Task directions: In full and without deviation, write out the entries that follow.

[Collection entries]

↓

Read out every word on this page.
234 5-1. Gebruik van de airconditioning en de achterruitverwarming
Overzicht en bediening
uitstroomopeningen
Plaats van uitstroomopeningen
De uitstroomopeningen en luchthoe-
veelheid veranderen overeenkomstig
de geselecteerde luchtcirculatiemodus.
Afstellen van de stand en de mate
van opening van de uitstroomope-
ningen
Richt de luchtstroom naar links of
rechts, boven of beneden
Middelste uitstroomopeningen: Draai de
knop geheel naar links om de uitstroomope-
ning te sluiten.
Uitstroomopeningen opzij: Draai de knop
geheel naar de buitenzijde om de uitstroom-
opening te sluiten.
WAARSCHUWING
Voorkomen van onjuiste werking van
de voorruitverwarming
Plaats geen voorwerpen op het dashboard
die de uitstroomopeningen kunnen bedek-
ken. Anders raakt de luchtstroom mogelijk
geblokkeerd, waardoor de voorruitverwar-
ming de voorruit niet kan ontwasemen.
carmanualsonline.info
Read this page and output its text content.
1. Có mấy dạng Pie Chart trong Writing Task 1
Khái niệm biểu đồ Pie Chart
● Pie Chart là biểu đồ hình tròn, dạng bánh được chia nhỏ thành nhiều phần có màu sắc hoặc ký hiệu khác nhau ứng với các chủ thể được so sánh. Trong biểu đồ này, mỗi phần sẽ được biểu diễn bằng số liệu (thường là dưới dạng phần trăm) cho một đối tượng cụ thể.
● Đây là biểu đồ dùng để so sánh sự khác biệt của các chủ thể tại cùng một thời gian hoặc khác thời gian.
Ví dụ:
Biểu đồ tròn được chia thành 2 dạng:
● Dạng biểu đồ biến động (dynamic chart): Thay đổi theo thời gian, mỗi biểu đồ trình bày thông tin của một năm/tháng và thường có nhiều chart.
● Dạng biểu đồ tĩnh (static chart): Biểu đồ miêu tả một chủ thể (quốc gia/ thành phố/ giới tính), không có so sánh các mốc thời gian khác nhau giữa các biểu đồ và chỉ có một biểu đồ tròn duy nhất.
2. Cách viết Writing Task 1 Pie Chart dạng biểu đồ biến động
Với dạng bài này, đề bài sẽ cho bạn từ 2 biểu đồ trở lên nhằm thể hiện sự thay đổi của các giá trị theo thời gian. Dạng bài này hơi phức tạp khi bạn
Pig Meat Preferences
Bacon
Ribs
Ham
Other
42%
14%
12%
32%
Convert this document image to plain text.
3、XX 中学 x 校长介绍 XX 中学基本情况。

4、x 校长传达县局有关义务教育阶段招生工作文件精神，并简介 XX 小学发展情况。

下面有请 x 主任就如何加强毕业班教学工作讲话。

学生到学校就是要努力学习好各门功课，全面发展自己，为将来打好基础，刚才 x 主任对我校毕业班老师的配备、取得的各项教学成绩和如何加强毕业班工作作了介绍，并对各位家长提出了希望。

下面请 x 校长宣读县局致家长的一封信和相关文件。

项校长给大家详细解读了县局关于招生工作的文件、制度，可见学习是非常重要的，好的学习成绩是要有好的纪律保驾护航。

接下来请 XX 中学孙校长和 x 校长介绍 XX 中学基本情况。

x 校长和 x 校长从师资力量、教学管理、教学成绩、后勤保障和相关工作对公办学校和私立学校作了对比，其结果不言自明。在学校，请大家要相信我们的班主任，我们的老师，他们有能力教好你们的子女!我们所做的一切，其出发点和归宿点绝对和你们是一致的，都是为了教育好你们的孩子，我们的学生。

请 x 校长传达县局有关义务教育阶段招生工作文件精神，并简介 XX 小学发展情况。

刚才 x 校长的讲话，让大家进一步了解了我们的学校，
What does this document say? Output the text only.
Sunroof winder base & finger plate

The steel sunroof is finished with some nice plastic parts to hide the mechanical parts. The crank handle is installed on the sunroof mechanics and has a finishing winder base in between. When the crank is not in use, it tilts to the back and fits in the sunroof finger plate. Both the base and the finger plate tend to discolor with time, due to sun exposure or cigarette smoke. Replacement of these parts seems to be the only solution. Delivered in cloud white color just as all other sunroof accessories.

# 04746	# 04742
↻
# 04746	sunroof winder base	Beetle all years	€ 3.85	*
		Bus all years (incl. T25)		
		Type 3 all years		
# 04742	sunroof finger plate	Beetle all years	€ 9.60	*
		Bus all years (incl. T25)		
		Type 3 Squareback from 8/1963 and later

↑

Reply:
Read out every word on this page.
234 5-1. Gebruik van de airconditioning en de achterruitverwarming
Overzicht en bediening
uitstroomopeningen
Plaats van uitstroomopeningen
De uitstroomopeningen en luchthoe-
veelheid veranderen overeenkomstig
de geselecteerde luchtcirculatiemodus.
Afstellen van de stand en de mate
van opening van de uitstroomope-
ningen
Richt de luchtstroom naar links of
rechts, boven of beneden
Middelste uitstroomopeningen: Draai de
knop geheel naar links om de uitstroomope-
ning te sluiten.
Uitstroomopeningen opzij: Draai de knop
geheel naar de buitenzijde om de uitstroom-
opening te sluiten.
WAARSCHUWING
Voorkomen van onjuiste werking van
de voorruitverwarming
Plaats geen voorwerpen op het dashboard
die de uitstroomopeningen kunnen bedek-
ken. Anders raakt de luchtstroom mogelijk
geblokkeerd, waardoor de voorruitverwar-
ming de voorruit niet kan ontwasemen.
carmanualsonline.info
Read this page and output its text content.
1. Có mấy dạng Pie Chart trong Writing Task 1
Khái niệm biểu đồ Pie Chart
● Pie Chart là biểu đồ hình tròn, dạng bánh được chia nhỏ thành nhiều phần có màu sắc hoặc ký hiệu khác nhau ứng với các chủ thể được so sánh. Trong biểu đồ này, mỗi phần sẽ được biểu diễn bằng số liệu (thường là dưới dạng phần trăm) cho một đối tượng cụ thể.
● Đây là biểu đồ dùng để so sánh sự khác biệt của các chủ thể tại cùng một thời gian hoặc khác thời gian.
Ví dụ:
Biểu đồ tròn được chia thành 2 dạng:
● Dạng biểu đồ biến động (dynamic chart): Thay đổi theo thời gian, mỗi biểu đồ trình bày thông tin của một năm/tháng và thường có nhiều chart.
● Dạng biểu đồ tĩnh (static chart): Biểu đồ miêu tả một chủ thể (quốc gia/ thành phố/ giới tính), không có so sánh các mốc thời gian khác nhau giữa các biểu đồ và chỉ có một biểu đồ tròn duy nhất.
2. Cách viết Writing Task 1 Pie Chart dạng biểu đồ biến động
Với dạng bài này, đề bài sẽ cho bạn từ 2 biểu đồ trở lên nhằm thể hiện sự thay đổi của các giá trị theo thời gian. Dạng bài này hơi phức tạp khi bạn
Pig Meat Preferences
Bacon
Ribs
Ham
Other
42%
14%
12%
32%
Convert this document image to plain text.
3、XX 中学 x 校长介绍 XX 中学基本情况。

4、x 校长传达县局有关义务教育阶段招生工作文件精神，并简介 XX 小学发展情况。

下面有请 x 主任就如何加强毕业班教学工作讲话。

学生到学校就是要努力学习好各门功课，全面发展自己，为将来打好基础，刚才 x 主任对我校毕业班老师的配备、取得的各项教学成绩和如何加强毕业班工作作了介绍，并对各位家长提出了希望。

下面请 x 校长宣读县局致家长的一封信和相关文件。

项校长给大家详细解读了县局关于招生工作的文件、制度，可见学习是非常重要的，好的学习成绩是要有好的纪律保驾护航。

接下来请 XX 中学孙校长和 x 校长介绍 XX 中学基本情况。

x 校长和 x 校长从师资力量、教学管理、教学成绩、后勤保障和相关工作对公办学校和私立学校作了对比，其结果不言自明。在学校，请大家要相信我们的班主任，我们的老师，他们有能力教好你们的子女!我们所做的一切，其出发点和归宿点绝对和你们是一致的，都是为了教育好你们的孩子，我们的学生。

请 x 校长传达县局有关义务教育阶段招生工作文件精神，并简介 XX 小学发展情况。

刚才 x 校长的讲话，让大家进一步了解了我们的学校，
What does this document say? Output the text only.
Sunroof winder base & finger plate

The steel sunroof is finished with some nice plastic parts to hide the mechanical parts. The crank handle is installed on the sunroof mechanics and has a finishing winder base in between. When the crank is not in use, it tilts to the back and fits in the sunroof finger plate. Both the base and the finger plate tend to discolor with time, due to sun exposure or cigarette smoke. Replacement of these parts seems to be the only solution. Delivered in cloud white color just as all other sunroof accessories.

# 04746	# 04742
↻
# 04746	sunroof winder base	Beetle all years	€ 3.85	*
		Bus all years (incl. T25)		
		Type 3 all years		
# 04742	sunroof finger plate	Beetle all years	€ 9.60	*
		Bus all years (incl. T25)		
		Type 3 Squareback from 8/1963 and later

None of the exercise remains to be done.